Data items
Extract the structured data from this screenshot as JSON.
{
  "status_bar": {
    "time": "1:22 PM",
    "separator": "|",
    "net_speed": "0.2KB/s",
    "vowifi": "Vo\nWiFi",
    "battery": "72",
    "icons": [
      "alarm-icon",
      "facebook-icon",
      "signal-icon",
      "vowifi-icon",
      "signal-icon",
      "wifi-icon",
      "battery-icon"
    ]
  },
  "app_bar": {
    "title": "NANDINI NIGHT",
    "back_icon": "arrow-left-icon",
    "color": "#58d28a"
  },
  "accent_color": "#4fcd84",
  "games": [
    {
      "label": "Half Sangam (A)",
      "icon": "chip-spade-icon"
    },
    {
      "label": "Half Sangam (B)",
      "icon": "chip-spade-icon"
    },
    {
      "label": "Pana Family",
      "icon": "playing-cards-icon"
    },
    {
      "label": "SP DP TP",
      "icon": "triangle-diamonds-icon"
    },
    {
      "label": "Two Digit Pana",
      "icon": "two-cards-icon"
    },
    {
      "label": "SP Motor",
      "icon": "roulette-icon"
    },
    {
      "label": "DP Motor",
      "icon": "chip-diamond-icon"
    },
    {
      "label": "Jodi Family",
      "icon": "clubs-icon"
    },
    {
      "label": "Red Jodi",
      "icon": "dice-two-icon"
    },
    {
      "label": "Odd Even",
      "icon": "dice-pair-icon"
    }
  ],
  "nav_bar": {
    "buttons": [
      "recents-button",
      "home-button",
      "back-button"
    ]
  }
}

# WORK INSTRUCTIONS
Wherever the string "Family" appears in the entries above, list that line.

# SOLUTION TO THE EXERCISE
      "label": "Pana Family",
      "label": "Jodi Family",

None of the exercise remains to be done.